[Items listed in a dataset]

========

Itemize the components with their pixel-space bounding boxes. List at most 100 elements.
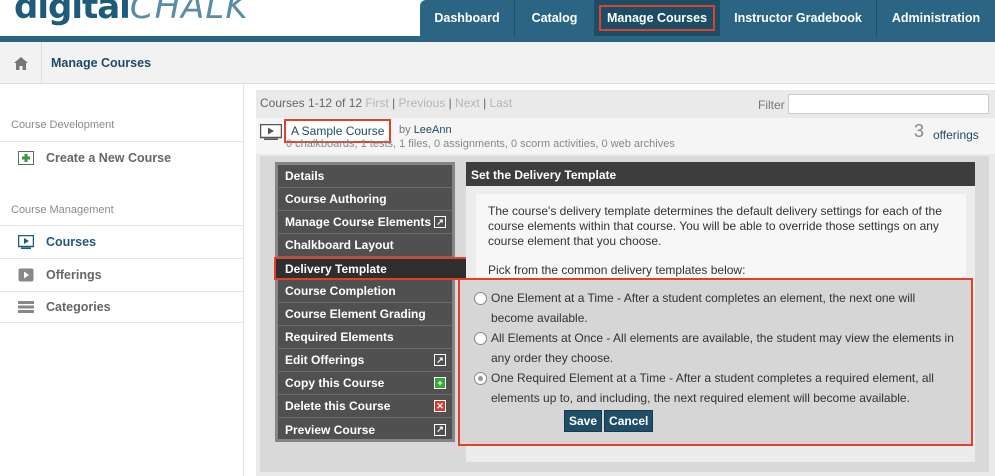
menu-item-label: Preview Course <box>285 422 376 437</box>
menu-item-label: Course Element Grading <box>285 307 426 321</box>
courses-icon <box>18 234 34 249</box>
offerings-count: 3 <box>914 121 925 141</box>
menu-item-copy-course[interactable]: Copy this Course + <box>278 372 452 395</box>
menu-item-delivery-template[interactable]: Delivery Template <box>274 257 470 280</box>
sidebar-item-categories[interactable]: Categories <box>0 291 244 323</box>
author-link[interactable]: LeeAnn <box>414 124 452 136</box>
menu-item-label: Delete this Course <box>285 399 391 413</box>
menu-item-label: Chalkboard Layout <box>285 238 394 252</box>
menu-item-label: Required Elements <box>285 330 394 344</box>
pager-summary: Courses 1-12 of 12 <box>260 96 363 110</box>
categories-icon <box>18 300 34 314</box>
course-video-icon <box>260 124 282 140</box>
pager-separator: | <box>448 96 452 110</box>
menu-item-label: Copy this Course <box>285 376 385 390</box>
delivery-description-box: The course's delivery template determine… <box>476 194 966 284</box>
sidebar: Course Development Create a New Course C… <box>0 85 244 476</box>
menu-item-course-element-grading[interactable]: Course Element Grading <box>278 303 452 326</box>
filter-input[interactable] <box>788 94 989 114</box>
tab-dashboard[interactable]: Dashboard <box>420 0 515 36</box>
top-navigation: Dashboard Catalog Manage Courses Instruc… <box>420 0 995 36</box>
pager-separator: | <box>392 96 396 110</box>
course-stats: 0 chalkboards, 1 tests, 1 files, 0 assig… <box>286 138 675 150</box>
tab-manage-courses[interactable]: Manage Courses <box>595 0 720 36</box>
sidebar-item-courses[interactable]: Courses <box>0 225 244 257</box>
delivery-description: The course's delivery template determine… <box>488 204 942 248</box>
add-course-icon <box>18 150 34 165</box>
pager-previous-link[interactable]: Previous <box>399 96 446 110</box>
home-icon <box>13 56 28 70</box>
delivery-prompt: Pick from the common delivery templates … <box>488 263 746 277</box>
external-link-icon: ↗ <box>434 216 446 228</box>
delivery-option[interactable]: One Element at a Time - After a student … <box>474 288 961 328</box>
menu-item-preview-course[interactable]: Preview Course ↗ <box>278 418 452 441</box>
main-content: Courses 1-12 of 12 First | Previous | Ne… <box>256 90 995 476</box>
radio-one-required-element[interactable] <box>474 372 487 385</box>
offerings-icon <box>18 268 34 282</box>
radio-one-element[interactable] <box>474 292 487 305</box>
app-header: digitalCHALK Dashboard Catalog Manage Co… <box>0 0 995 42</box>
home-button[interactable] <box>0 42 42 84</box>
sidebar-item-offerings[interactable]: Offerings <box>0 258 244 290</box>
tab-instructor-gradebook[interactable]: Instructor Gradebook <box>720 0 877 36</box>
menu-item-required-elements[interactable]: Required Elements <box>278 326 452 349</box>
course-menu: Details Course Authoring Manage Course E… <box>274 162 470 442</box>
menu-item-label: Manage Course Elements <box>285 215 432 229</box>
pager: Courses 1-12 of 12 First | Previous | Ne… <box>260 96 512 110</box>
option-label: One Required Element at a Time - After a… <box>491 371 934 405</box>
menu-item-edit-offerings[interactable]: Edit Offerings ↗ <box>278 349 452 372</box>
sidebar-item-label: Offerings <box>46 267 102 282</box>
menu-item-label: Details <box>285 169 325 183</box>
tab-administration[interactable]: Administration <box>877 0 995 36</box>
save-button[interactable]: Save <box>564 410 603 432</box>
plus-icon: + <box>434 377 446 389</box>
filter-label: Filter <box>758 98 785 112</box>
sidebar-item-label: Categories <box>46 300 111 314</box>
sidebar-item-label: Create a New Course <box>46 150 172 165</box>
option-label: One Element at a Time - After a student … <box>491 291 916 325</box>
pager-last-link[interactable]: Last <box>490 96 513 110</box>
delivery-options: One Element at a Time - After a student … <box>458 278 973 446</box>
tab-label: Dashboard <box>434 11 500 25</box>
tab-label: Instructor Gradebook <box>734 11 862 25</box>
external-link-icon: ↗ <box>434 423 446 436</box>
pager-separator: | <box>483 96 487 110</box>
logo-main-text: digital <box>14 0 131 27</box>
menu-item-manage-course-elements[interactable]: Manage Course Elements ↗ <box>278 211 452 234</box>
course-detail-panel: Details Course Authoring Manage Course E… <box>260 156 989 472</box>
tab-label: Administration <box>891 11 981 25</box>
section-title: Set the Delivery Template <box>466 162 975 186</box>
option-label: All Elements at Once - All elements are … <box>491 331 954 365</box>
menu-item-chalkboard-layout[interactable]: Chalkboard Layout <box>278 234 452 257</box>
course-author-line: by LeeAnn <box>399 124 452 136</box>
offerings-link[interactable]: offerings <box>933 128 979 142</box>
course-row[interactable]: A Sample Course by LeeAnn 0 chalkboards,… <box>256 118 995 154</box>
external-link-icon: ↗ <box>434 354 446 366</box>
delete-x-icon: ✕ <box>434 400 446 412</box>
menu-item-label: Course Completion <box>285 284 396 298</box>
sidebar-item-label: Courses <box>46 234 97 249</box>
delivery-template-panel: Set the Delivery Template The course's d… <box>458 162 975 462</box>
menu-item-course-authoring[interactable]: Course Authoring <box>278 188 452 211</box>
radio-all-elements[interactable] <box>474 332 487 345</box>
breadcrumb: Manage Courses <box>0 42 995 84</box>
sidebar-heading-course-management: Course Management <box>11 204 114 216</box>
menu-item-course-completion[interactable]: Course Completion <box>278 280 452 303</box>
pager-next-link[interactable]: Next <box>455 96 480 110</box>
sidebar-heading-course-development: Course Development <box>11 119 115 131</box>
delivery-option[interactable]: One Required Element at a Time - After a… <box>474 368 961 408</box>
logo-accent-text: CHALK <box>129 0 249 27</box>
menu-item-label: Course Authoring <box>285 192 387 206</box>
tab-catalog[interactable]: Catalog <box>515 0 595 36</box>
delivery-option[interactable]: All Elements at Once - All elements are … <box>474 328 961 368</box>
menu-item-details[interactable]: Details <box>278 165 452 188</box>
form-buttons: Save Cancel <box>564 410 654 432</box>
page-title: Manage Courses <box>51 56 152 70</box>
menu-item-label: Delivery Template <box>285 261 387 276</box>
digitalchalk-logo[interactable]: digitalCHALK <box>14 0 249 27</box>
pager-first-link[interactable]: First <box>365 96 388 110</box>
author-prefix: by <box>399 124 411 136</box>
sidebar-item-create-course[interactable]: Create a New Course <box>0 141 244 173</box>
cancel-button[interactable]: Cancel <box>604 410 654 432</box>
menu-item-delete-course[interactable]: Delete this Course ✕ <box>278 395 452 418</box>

========

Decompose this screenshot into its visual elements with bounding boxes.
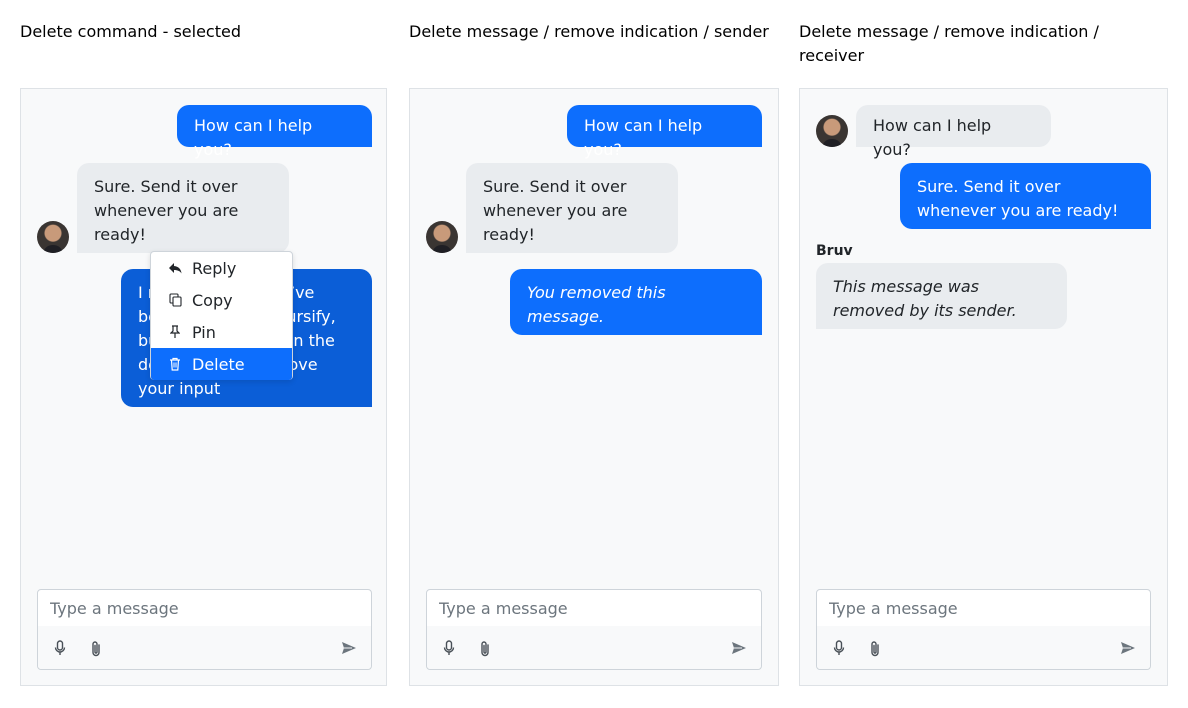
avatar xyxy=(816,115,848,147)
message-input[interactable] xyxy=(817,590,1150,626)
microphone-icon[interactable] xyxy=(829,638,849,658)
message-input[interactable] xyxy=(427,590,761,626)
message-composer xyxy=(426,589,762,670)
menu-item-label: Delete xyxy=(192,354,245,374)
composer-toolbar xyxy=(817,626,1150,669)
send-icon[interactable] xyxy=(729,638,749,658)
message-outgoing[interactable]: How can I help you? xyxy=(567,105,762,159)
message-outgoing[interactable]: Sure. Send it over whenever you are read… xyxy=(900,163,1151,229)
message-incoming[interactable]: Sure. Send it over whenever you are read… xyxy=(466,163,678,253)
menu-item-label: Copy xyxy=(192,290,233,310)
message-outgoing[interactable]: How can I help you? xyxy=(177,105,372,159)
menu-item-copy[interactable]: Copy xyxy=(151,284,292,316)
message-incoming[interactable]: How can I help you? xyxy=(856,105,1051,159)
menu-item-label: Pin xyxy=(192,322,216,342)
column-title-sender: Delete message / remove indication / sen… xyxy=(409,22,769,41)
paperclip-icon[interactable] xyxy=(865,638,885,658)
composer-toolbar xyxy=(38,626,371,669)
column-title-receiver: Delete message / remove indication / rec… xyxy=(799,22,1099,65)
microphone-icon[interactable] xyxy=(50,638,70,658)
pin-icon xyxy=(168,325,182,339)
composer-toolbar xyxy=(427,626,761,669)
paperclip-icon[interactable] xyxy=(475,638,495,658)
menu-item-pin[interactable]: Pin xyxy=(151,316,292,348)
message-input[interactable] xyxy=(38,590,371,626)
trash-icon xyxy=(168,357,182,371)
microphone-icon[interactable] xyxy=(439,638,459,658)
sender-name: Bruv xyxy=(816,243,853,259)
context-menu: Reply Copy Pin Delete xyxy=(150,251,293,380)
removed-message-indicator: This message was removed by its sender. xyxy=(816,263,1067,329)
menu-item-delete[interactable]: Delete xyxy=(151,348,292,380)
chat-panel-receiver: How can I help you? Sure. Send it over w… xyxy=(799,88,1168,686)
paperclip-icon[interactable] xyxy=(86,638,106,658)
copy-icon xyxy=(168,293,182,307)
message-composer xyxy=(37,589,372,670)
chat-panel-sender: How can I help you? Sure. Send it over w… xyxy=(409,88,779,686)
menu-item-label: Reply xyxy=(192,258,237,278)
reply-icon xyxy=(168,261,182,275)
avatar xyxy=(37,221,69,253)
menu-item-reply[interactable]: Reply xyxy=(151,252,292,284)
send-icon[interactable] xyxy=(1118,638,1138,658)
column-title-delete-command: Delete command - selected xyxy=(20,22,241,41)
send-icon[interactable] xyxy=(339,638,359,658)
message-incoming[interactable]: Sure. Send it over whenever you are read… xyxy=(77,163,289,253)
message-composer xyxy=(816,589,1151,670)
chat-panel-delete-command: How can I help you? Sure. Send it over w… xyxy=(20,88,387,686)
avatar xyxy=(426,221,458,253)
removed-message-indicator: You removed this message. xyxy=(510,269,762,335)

========

- **CHALLENGE**
Select every line of the items above that contains the word "with", matching case exactly.

- **OUTPUT OF THE EXERCISE**
Itemize the components with their pixel-space bounding boxes. List at most 100 elements.
Decompose this screenshot into its visual elements with bounding boxes.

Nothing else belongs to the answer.